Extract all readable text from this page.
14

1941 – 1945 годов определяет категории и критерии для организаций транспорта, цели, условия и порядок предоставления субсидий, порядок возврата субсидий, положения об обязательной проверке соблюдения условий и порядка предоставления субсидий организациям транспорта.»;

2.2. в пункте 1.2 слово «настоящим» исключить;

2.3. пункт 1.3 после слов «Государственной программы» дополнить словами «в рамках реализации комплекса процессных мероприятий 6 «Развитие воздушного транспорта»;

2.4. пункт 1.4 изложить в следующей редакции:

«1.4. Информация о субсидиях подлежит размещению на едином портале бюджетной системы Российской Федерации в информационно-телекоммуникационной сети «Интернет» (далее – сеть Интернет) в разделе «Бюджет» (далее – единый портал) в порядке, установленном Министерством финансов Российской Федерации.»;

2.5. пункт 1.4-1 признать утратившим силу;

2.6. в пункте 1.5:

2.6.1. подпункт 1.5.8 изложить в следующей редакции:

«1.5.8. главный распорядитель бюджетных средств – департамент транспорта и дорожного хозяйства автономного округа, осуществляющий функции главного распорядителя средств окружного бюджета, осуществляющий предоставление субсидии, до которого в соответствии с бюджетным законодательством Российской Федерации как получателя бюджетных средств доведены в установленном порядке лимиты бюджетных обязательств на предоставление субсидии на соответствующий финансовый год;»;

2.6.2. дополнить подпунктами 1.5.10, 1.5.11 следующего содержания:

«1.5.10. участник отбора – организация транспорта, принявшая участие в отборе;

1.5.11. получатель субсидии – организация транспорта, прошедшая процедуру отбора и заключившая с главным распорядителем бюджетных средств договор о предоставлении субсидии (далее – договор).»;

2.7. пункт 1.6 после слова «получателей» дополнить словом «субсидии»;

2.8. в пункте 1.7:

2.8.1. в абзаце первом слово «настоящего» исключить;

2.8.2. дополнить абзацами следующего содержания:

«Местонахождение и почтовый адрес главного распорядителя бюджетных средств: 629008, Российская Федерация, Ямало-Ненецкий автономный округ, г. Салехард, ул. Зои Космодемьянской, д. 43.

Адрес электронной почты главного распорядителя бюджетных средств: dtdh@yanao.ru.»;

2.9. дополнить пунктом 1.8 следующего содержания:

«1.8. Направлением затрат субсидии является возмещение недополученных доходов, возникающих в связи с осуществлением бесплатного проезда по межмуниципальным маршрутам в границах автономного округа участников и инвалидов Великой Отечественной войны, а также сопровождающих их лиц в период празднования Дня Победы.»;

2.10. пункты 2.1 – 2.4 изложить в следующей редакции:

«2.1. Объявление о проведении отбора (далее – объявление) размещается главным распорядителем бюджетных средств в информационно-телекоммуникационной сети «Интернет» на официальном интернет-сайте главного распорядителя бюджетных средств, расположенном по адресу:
◆ ◆ ◆ ◆
Go through the listing above and return every line where the word "далее" occurs.

«1.4. Информация о субсидиях подлежит размещению на едином портале бюджетной системы Российской Федерации в информационно-телекоммуникационной сети «Интернет» (далее – сеть Интернет) в разделе «Бюджет» (далее – единый портал) в порядке, установленном Министерством финансов Российской Федерации.»;
1.5.11. получатель субсидии – организация транспорта, прошедшая процедуру отбора и заключившая с главным распорядителем бюджетных средств договор о предоставлении субсидии (далее – договор).»;
«2.1. Объявление о проведении отбора (далее – объявление) размещается главным распорядителем бюджетных средств в информационно-телекоммуникационной сети «Интернет» на официальном интернет-сайте главного распорядителя бюджетных средств, расположенном по адресу:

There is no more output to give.